------ Provided material

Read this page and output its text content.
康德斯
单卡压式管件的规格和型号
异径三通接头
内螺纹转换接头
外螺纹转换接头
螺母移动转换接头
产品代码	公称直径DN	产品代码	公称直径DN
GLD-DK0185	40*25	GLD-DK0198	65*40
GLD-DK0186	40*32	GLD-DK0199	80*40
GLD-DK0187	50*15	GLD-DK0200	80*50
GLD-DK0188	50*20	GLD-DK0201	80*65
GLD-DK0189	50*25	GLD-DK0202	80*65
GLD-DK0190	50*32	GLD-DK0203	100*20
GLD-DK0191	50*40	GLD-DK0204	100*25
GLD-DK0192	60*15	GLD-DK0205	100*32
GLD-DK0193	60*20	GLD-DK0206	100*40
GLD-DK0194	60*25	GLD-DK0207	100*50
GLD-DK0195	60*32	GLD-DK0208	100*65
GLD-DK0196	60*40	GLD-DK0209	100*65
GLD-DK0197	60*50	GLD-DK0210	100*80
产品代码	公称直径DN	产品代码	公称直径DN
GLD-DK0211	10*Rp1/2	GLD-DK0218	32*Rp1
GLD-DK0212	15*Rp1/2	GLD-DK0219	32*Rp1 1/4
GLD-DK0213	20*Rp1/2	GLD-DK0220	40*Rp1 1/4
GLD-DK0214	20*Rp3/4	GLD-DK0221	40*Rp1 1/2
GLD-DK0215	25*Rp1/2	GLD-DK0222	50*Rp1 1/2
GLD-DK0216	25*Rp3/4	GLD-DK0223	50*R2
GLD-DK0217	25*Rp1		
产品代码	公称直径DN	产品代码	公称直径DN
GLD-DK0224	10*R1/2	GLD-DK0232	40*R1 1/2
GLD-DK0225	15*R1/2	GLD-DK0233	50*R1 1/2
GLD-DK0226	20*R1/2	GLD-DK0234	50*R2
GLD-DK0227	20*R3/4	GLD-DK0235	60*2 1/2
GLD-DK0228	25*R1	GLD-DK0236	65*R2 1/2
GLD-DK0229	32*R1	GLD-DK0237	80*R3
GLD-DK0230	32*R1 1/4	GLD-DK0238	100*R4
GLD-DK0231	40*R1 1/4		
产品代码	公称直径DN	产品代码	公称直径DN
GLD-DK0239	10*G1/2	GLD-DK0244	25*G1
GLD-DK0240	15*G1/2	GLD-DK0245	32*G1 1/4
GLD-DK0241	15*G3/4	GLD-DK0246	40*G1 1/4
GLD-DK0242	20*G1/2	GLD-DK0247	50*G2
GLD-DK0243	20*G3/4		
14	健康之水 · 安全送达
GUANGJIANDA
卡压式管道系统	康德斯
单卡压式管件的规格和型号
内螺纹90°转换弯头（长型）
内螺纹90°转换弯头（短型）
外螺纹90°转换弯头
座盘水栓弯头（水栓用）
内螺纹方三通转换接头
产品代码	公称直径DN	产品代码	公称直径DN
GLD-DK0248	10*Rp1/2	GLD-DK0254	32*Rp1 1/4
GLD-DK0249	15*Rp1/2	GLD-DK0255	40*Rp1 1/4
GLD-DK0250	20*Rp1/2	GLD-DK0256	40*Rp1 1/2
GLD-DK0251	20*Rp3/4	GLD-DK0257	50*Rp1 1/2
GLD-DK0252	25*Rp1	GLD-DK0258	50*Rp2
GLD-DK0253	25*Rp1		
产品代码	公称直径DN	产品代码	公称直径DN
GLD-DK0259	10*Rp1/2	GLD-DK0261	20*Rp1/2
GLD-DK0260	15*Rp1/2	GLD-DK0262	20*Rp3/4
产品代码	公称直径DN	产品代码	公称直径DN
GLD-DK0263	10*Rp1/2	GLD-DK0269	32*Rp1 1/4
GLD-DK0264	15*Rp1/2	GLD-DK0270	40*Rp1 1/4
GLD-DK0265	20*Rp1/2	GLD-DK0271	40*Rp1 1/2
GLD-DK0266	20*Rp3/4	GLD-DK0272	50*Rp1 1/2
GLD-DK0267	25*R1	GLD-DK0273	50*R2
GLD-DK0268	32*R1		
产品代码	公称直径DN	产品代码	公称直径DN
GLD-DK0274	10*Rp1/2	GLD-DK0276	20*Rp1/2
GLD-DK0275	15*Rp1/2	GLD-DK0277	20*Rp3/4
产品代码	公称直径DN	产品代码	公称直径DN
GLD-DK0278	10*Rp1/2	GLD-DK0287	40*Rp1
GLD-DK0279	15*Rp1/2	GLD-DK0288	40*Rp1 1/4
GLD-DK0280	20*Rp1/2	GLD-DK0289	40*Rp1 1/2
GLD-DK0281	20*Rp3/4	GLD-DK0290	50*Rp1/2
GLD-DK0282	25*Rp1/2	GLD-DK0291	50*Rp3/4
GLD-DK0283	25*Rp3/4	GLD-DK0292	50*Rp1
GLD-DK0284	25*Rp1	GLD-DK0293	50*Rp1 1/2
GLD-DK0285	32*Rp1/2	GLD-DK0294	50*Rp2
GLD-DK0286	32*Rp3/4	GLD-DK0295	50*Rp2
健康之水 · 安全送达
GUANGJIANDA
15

------------
------ Provided material

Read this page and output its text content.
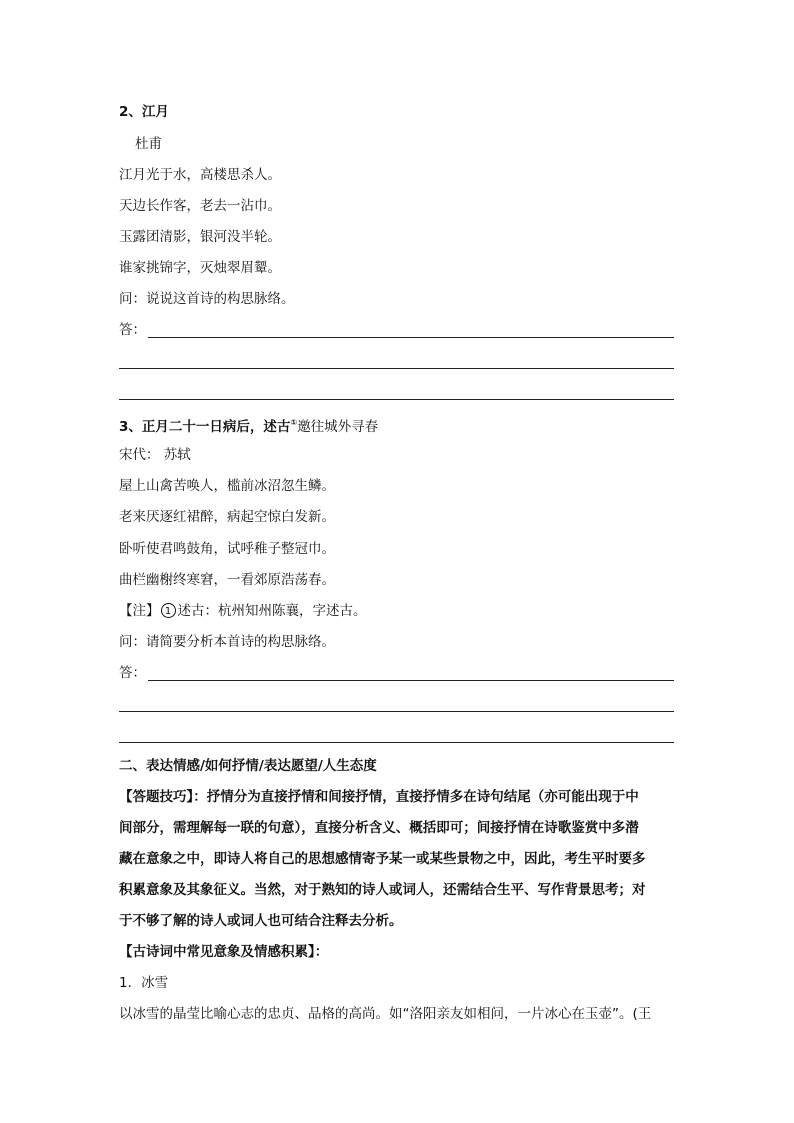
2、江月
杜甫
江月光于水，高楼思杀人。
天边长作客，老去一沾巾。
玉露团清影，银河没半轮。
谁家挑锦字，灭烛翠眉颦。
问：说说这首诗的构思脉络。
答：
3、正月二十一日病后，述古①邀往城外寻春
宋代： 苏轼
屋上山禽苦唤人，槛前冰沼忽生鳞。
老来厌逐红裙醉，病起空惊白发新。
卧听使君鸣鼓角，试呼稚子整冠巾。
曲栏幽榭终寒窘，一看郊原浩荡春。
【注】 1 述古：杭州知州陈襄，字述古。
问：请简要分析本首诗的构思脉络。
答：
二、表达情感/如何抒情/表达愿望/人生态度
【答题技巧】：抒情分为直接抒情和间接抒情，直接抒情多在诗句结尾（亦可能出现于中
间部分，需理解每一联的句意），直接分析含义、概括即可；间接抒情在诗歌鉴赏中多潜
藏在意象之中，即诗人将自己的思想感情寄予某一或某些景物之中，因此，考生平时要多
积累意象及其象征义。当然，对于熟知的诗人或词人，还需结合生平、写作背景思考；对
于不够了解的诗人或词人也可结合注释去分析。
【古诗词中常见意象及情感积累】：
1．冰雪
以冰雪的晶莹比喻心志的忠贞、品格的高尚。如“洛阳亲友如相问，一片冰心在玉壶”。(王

------------

→ Exercise: Identify the lines of the data that contain the word "转换弯头". Copy each of them.

→ Expected output:
内螺纹90°转换弯头（长型）
内螺纹90°转换弯头（短型）
外螺纹90°转换弯头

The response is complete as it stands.